Keep only those lines of the records that include the string "structured".

Stored records
# # # # #

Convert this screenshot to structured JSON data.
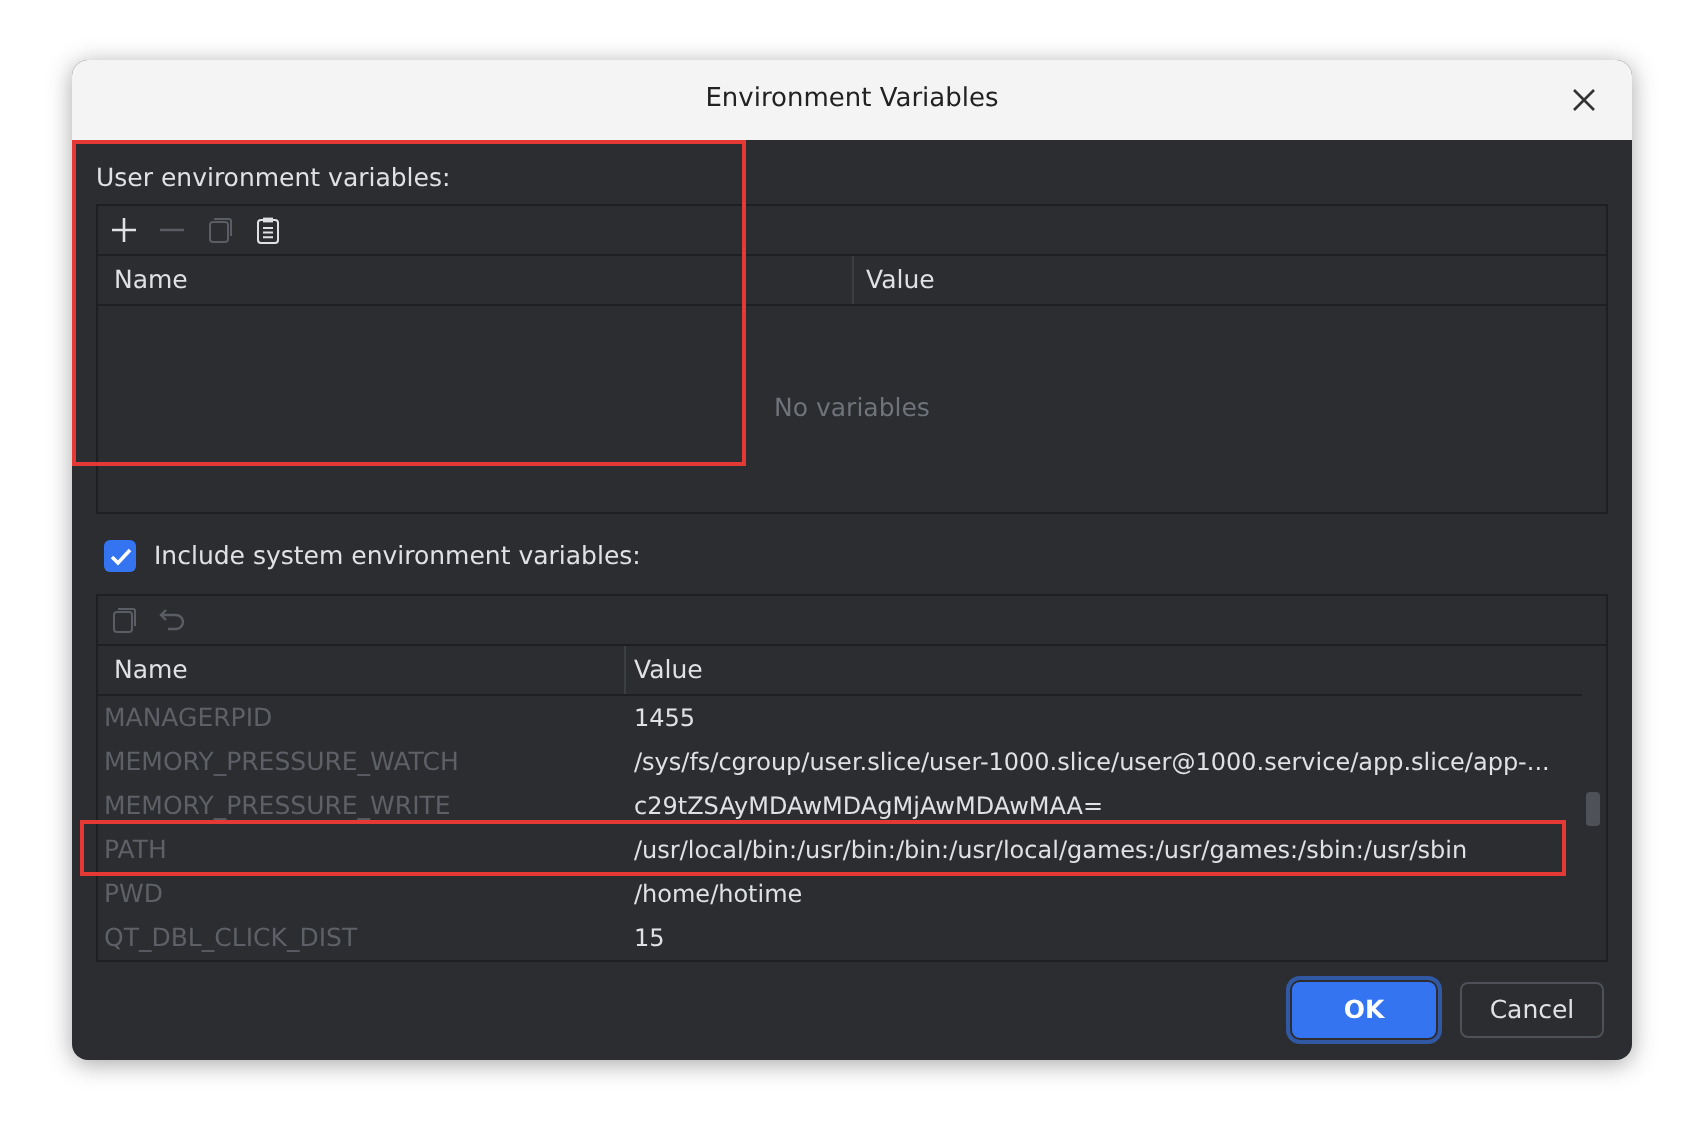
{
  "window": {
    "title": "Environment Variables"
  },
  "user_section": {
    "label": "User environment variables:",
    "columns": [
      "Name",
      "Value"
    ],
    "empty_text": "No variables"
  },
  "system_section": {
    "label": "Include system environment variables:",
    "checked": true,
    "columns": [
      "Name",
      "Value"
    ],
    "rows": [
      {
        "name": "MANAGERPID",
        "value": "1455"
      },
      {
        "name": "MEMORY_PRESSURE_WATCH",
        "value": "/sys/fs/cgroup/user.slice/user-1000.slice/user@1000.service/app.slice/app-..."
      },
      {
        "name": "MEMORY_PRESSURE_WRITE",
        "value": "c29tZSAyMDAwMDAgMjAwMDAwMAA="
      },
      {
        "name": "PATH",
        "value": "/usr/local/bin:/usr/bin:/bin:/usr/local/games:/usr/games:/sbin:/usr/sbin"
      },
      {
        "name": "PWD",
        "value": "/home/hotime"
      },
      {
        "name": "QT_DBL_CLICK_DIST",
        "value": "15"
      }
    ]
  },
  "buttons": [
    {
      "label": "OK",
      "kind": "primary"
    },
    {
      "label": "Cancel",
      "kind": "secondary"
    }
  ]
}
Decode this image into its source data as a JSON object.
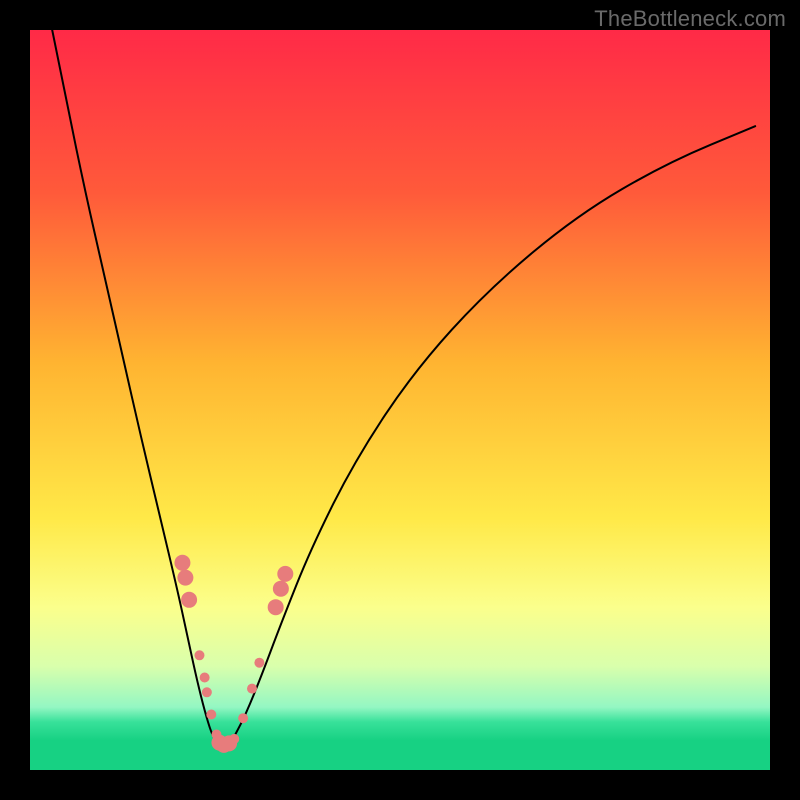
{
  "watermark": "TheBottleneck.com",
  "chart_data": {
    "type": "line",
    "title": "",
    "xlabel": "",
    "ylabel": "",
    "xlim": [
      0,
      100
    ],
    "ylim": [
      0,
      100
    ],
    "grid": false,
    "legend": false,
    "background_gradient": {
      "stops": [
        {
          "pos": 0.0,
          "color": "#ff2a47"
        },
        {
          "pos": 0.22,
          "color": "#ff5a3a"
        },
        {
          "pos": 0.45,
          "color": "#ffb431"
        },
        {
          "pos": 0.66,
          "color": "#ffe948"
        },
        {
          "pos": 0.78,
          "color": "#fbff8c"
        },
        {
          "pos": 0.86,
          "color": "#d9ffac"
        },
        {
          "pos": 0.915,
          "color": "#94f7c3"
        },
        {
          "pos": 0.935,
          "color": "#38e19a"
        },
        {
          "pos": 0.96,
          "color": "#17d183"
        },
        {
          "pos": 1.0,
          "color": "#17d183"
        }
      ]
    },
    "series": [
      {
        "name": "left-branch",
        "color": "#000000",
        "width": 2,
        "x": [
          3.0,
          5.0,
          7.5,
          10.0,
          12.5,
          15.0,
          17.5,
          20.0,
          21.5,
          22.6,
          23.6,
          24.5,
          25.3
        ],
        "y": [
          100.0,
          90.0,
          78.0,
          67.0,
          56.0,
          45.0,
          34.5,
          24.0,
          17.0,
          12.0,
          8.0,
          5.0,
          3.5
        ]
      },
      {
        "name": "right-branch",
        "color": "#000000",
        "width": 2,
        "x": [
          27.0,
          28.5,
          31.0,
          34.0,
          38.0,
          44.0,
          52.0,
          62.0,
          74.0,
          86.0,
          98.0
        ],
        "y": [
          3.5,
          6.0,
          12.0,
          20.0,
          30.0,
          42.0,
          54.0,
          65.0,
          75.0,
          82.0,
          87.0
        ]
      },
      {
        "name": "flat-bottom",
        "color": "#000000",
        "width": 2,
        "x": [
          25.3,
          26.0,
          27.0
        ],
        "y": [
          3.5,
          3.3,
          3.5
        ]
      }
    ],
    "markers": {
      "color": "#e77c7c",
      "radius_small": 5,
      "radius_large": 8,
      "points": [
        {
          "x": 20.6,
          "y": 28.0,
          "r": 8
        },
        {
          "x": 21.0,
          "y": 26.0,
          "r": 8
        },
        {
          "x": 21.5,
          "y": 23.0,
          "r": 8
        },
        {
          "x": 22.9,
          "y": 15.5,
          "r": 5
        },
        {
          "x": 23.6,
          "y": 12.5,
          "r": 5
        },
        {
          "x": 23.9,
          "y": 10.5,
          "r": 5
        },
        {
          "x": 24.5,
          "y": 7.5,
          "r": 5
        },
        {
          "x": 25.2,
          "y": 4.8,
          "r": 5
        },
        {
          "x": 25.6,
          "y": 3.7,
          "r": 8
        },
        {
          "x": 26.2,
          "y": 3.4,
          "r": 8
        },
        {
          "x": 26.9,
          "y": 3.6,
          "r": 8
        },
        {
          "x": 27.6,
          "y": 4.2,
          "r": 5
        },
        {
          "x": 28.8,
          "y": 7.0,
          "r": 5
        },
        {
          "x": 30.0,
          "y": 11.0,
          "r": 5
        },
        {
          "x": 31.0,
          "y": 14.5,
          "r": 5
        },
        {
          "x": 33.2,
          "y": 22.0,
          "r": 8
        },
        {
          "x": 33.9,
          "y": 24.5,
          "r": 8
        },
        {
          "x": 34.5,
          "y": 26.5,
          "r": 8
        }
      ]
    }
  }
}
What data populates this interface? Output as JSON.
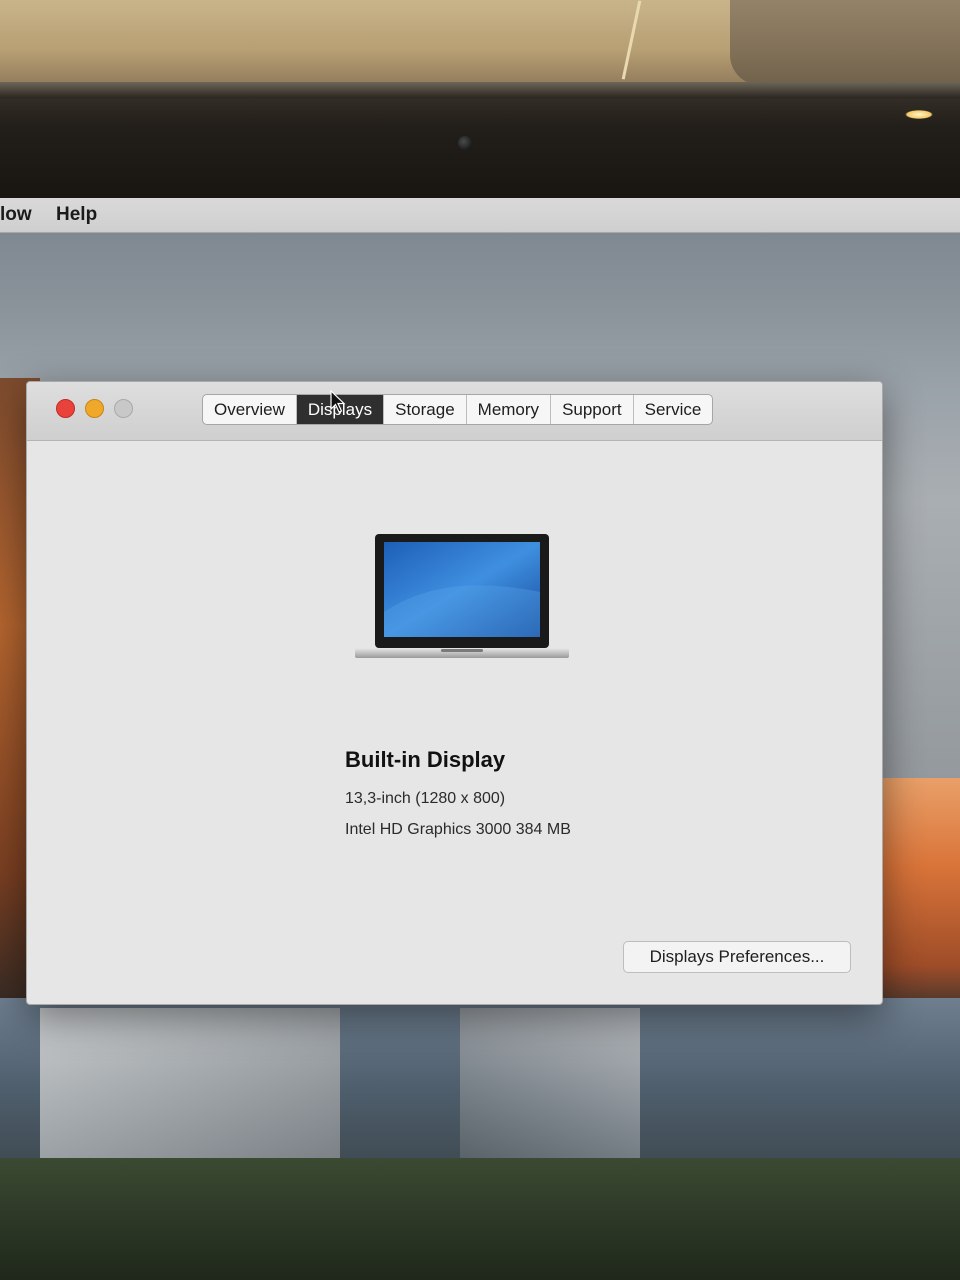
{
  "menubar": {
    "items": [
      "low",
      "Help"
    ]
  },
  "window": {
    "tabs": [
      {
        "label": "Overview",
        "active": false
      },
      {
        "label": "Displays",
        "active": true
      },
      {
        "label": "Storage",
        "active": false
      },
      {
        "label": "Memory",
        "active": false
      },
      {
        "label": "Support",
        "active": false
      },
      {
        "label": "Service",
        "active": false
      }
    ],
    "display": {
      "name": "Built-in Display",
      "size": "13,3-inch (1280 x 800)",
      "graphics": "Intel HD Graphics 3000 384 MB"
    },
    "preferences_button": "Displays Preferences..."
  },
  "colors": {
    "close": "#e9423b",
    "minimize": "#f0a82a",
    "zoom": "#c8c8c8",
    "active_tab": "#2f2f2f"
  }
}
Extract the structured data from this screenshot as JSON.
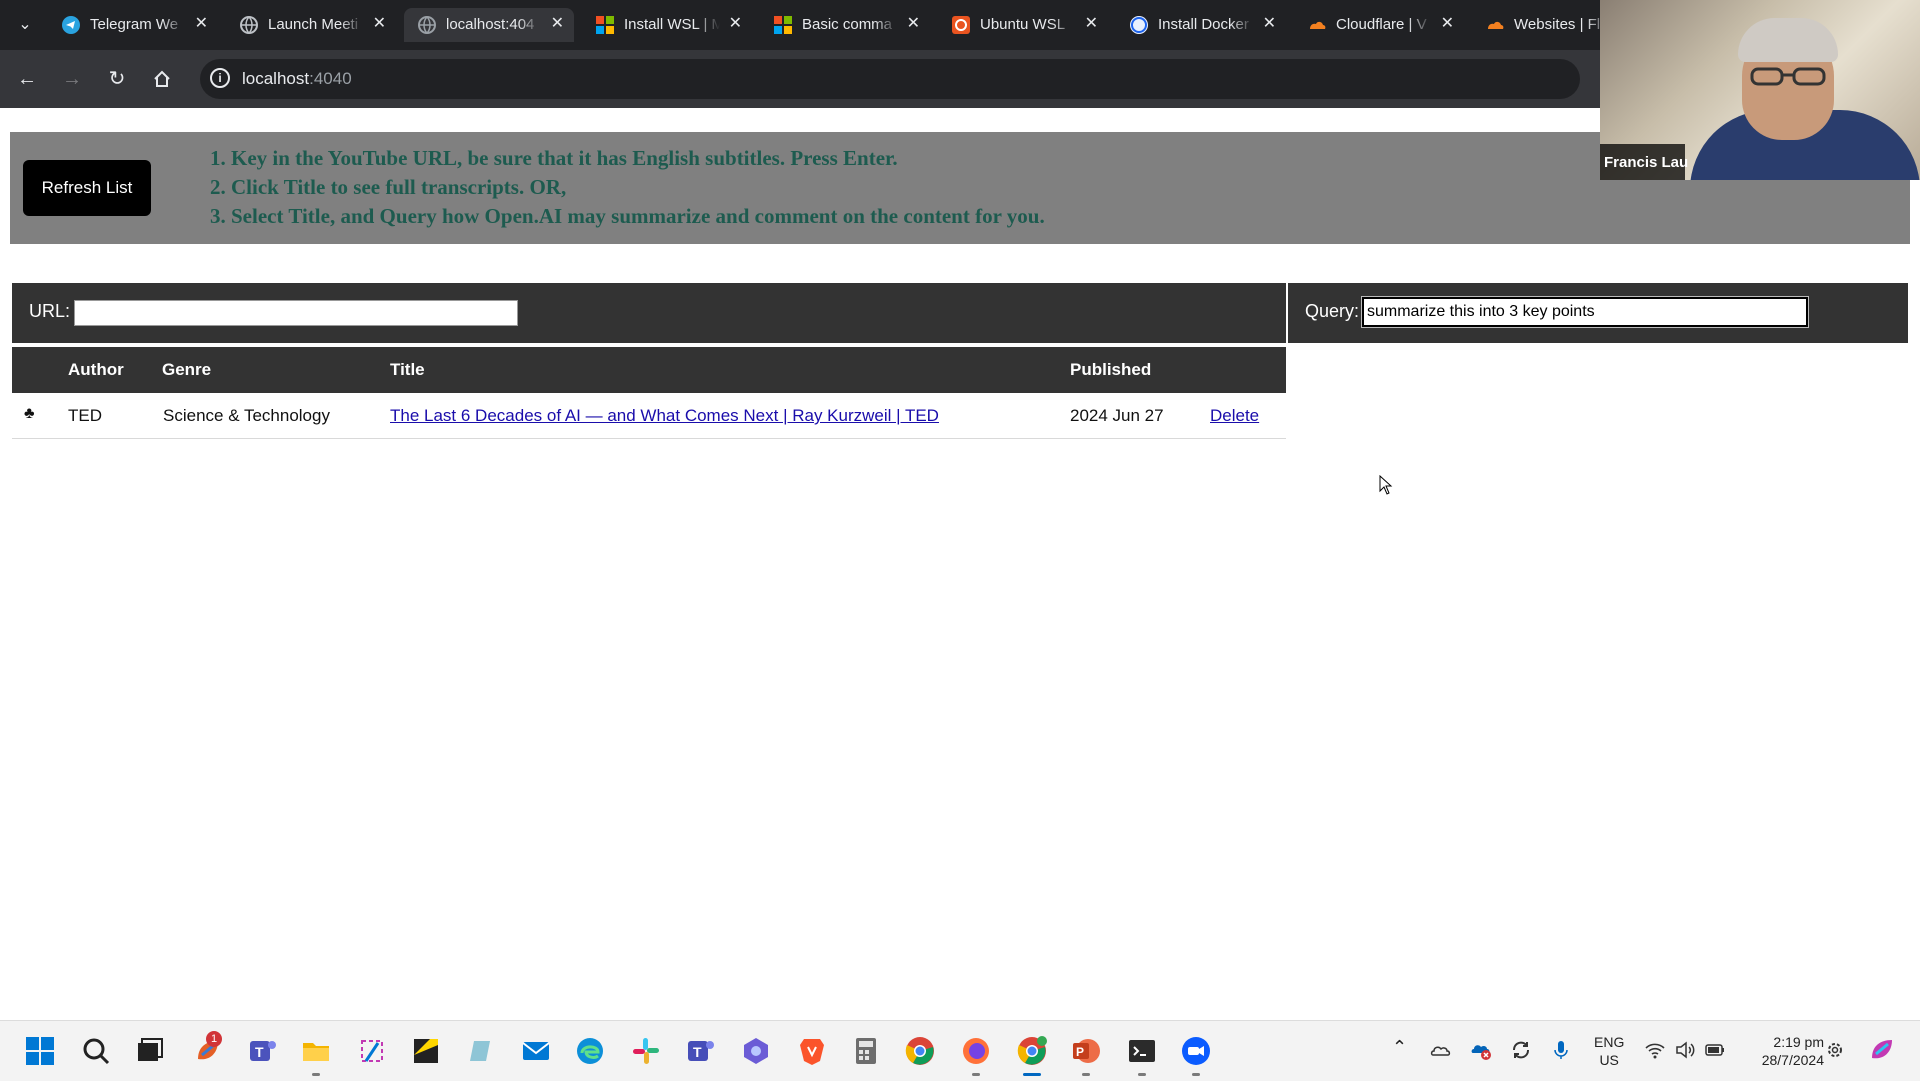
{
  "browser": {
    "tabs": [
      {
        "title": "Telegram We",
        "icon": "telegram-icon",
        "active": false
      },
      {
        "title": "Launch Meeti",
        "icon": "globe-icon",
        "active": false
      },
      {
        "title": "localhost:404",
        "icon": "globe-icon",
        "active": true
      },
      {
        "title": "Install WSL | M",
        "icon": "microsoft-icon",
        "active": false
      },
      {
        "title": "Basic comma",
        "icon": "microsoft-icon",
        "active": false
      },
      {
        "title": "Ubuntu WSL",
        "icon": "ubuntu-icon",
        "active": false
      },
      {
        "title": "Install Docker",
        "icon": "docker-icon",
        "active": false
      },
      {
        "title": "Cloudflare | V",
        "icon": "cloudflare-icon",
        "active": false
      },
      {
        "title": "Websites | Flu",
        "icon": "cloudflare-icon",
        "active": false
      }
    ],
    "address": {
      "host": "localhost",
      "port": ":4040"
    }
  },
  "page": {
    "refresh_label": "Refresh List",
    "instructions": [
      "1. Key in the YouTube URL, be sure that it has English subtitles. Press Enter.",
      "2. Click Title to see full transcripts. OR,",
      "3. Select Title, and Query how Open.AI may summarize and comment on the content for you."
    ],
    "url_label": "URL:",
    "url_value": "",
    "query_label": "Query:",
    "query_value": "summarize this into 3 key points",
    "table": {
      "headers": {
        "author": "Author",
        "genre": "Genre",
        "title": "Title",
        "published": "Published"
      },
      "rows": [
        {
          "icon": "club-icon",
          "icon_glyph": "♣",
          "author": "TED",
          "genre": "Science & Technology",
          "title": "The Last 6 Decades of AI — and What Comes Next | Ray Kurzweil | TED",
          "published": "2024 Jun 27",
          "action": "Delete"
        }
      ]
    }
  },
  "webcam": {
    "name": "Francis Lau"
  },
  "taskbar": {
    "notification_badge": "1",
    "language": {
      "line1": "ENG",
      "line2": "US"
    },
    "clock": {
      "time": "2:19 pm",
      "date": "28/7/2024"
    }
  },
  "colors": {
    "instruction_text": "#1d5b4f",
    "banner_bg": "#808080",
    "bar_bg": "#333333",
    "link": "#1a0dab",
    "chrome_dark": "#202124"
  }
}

# # # # #

Output of the exercise
Convert this screenshot to structured JSON data.
Extract the structured data from this screenshot as JSON.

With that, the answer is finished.